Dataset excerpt

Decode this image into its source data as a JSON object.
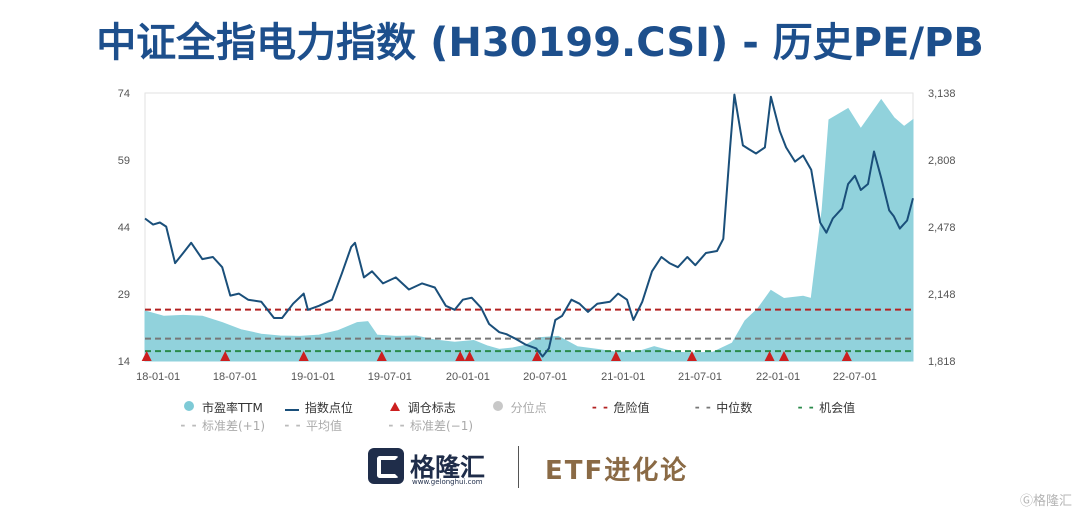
{
  "title": "中证全指电力指数 (H30199.CSI) - 历史PE/PB",
  "chart_data": {
    "type": "area",
    "x_ticks": [
      "18-01-01",
      "18-07-01",
      "19-01-01",
      "19-07-01",
      "20-01-01",
      "20-07-01",
      "21-01-01",
      "21-07-01",
      "22-01-01",
      "22-07-01"
    ],
    "x_start": "2017-12-01",
    "x_end": "2022-11-15",
    "y_left": {
      "ticks": [
        14,
        29,
        44,
        59,
        74
      ],
      "range": [
        14,
        74
      ]
    },
    "y_right": {
      "ticks": [
        "1,818",
        "2,148",
        "2,478",
        "2,808",
        "3,138"
      ],
      "range": [
        1818,
        3138
      ]
    },
    "reference_lines": {
      "danger": 25.5,
      "median": 19.0,
      "opportunity": 16.2
    },
    "series": [
      {
        "name": "市盈率TTM",
        "axis": "left",
        "color": "#7ecad6",
        "points": [
          [
            "2017-12-01",
            25.2
          ],
          [
            "2018-01-15",
            24.0
          ],
          [
            "2018-03-01",
            24.2
          ],
          [
            "2018-04-15",
            24.0
          ],
          [
            "2018-06-01",
            22.6
          ],
          [
            "2018-07-15",
            21.0
          ],
          [
            "2018-09-01",
            20.0
          ],
          [
            "2018-10-15",
            19.6
          ],
          [
            "2018-12-01",
            19.5
          ],
          [
            "2019-01-15",
            19.8
          ],
          [
            "2019-03-01",
            20.8
          ],
          [
            "2019-04-15",
            22.6
          ],
          [
            "2019-05-10",
            22.8
          ],
          [
            "2019-06-01",
            19.8
          ],
          [
            "2019-07-15",
            19.5
          ],
          [
            "2019-09-01",
            19.6
          ],
          [
            "2019-10-15",
            18.7
          ],
          [
            "2019-12-01",
            18.2
          ],
          [
            "2020-01-15",
            18.6
          ],
          [
            "2020-02-15",
            17.4
          ],
          [
            "2020-03-15",
            16.6
          ],
          [
            "2020-04-15",
            16.9
          ],
          [
            "2020-05-15",
            17.5
          ],
          [
            "2020-06-15",
            19.2
          ],
          [
            "2020-08-01",
            19.5
          ],
          [
            "2020-09-15",
            17.2
          ],
          [
            "2020-11-01",
            16.6
          ],
          [
            "2020-12-15",
            16.0
          ],
          [
            "2021-02-01",
            16.0
          ],
          [
            "2021-03-15",
            17.2
          ],
          [
            "2021-05-01",
            16.0
          ],
          [
            "2021-06-15",
            15.8
          ],
          [
            "2021-08-01",
            16.0
          ],
          [
            "2021-09-15",
            18.0
          ],
          [
            "2021-10-15",
            23.0
          ],
          [
            "2021-11-15",
            25.8
          ],
          [
            "2021-12-15",
            29.8
          ],
          [
            "2022-01-15",
            28.0
          ],
          [
            "2022-03-01",
            28.5
          ],
          [
            "2022-03-20",
            28.0
          ],
          [
            "2022-04-15",
            48.0
          ],
          [
            "2022-05-01",
            68.0
          ],
          [
            "2022-06-15",
            70.5
          ],
          [
            "2022-07-15",
            66.0
          ],
          [
            "2022-09-01",
            72.5
          ],
          [
            "2022-10-01",
            68.5
          ],
          [
            "2022-10-25",
            66.5
          ],
          [
            "2022-11-15",
            68.0
          ]
        ]
      },
      {
        "name": "指数点位",
        "axis": "right",
        "color": "#1a4f7a",
        "points": [
          [
            "2017-12-01",
            2520
          ],
          [
            "2017-12-20",
            2490
          ],
          [
            "2018-01-05",
            2500
          ],
          [
            "2018-01-20",
            2480
          ],
          [
            "2018-02-10",
            2300
          ],
          [
            "2018-03-01",
            2350
          ],
          [
            "2018-03-20",
            2400
          ],
          [
            "2018-04-15",
            2320
          ],
          [
            "2018-05-10",
            2330
          ],
          [
            "2018-06-01",
            2280
          ],
          [
            "2018-06-20",
            2140
          ],
          [
            "2018-07-10",
            2150
          ],
          [
            "2018-08-01",
            2120
          ],
          [
            "2018-09-01",
            2110
          ],
          [
            "2018-10-01",
            2030
          ],
          [
            "2018-10-20",
            2030
          ],
          [
            "2018-11-15",
            2100
          ],
          [
            "2018-12-10",
            2150
          ],
          [
            "2018-12-20",
            2070
          ],
          [
            "2019-01-15",
            2090
          ],
          [
            "2019-02-15",
            2120
          ],
          [
            "2019-03-10",
            2250
          ],
          [
            "2019-04-01",
            2380
          ],
          [
            "2019-04-10",
            2400
          ],
          [
            "2019-05-01",
            2230
          ],
          [
            "2019-05-20",
            2260
          ],
          [
            "2019-06-15",
            2200
          ],
          [
            "2019-07-15",
            2230
          ],
          [
            "2019-08-15",
            2170
          ],
          [
            "2019-09-15",
            2200
          ],
          [
            "2019-10-15",
            2180
          ],
          [
            "2019-11-10",
            2090
          ],
          [
            "2019-12-01",
            2070
          ],
          [
            "2019-12-20",
            2120
          ],
          [
            "2020-01-10",
            2130
          ],
          [
            "2020-02-01",
            2080
          ],
          [
            "2020-02-20",
            2000
          ],
          [
            "2020-03-15",
            1960
          ],
          [
            "2020-04-01",
            1950
          ],
          [
            "2020-04-20",
            1930
          ],
          [
            "2020-05-15",
            1900
          ],
          [
            "2020-06-10",
            1880
          ],
          [
            "2020-06-25",
            1840
          ],
          [
            "2020-07-10",
            1880
          ],
          [
            "2020-07-25",
            2020
          ],
          [
            "2020-08-10",
            2040
          ],
          [
            "2020-09-01",
            2120
          ],
          [
            "2020-09-20",
            2100
          ],
          [
            "2020-10-10",
            2060
          ],
          [
            "2020-11-01",
            2100
          ],
          [
            "2020-12-01",
            2110
          ],
          [
            "2020-12-20",
            2150
          ],
          [
            "2021-01-10",
            2120
          ],
          [
            "2021-01-25",
            2020
          ],
          [
            "2021-02-15",
            2110
          ],
          [
            "2021-03-10",
            2260
          ],
          [
            "2021-04-01",
            2330
          ],
          [
            "2021-04-20",
            2300
          ],
          [
            "2021-05-10",
            2280
          ],
          [
            "2021-06-01",
            2330
          ],
          [
            "2021-06-20",
            2290
          ],
          [
            "2021-07-15",
            2350
          ],
          [
            "2021-08-10",
            2360
          ],
          [
            "2021-08-25",
            2420
          ],
          [
            "2021-09-10",
            2870
          ],
          [
            "2021-09-20",
            3130
          ],
          [
            "2021-10-10",
            2880
          ],
          [
            "2021-10-25",
            2860
          ],
          [
            "2021-11-10",
            2840
          ],
          [
            "2021-12-01",
            2870
          ],
          [
            "2021-12-15",
            3120
          ],
          [
            "2022-01-05",
            2950
          ],
          [
            "2022-01-20",
            2870
          ],
          [
            "2022-02-10",
            2800
          ],
          [
            "2022-03-01",
            2830
          ],
          [
            "2022-03-20",
            2760
          ],
          [
            "2022-04-10",
            2500
          ],
          [
            "2022-04-25",
            2450
          ],
          [
            "2022-05-10",
            2520
          ],
          [
            "2022-06-01",
            2570
          ],
          [
            "2022-06-15",
            2690
          ],
          [
            "2022-07-01",
            2730
          ],
          [
            "2022-07-15",
            2660
          ],
          [
            "2022-08-01",
            2690
          ],
          [
            "2022-08-15",
            2850
          ],
          [
            "2022-09-01",
            2720
          ],
          [
            "2022-09-20",
            2560
          ],
          [
            "2022-10-01",
            2530
          ],
          [
            "2022-10-15",
            2470
          ],
          [
            "2022-11-01",
            2510
          ],
          [
            "2022-11-15",
            2620
          ]
        ]
      }
    ],
    "rebalance_markers": [
      "2017-12-05",
      "2018-06-08",
      "2018-12-10",
      "2019-06-12",
      "2019-12-14",
      "2020-01-05",
      "2020-06-12",
      "2020-12-15",
      "2021-06-12",
      "2021-12-12",
      "2022-01-15",
      "2022-06-12"
    ],
    "legend": {
      "row1": [
        {
          "label": "市盈率TTM",
          "symbol": "dot",
          "color": "#7ecad6"
        },
        {
          "label": "指数点位",
          "symbol": "line",
          "color": "#1a4f7a"
        },
        {
          "label": "调仓标志",
          "symbol": "triangle",
          "color": "#cc1f1f"
        },
        {
          "label": "分位点",
          "symbol": "dot",
          "color": "#c8c8c8",
          "muted": true
        },
        {
          "label": "危险值",
          "symbol": "dash",
          "color": "#b32222"
        },
        {
          "label": "中位数",
          "symbol": "dash",
          "color": "#777777"
        },
        {
          "label": "机会值",
          "symbol": "dash",
          "color": "#2a8a4a"
        }
      ],
      "row2": [
        {
          "label": "标准差(+1)",
          "symbol": "dash",
          "color": "#bbbbbb",
          "muted": true
        },
        {
          "label": "平均值",
          "symbol": "dash",
          "color": "#bbbbbb",
          "muted": true
        },
        {
          "label": "标准差(−1)",
          "symbol": "dash",
          "color": "#bbbbbb",
          "muted": true
        }
      ]
    }
  },
  "footer": {
    "logo_text": "格隆汇",
    "logo_url": "www.gelonghui.com",
    "etf_text": "ETF进化论",
    "watermark": "Ⓖ格隆汇"
  }
}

## [The task]
Track down every line with the word "color" and copy it.

## [Right answer]
        "color": "#7ecad6",
        "color": "#1a4f7a",
          "color": "#7ecad6"
          "color": "#1a4f7a"
          "color": "#cc1f1f"
          "color": "#c8c8c8",
          "color": "#b32222"
          "color": "#777777"
          "color": "#2a8a4a"
          "color": "#bbbbbb",
          "color": "#bbbbbb",
          "color": "#bbbbbb",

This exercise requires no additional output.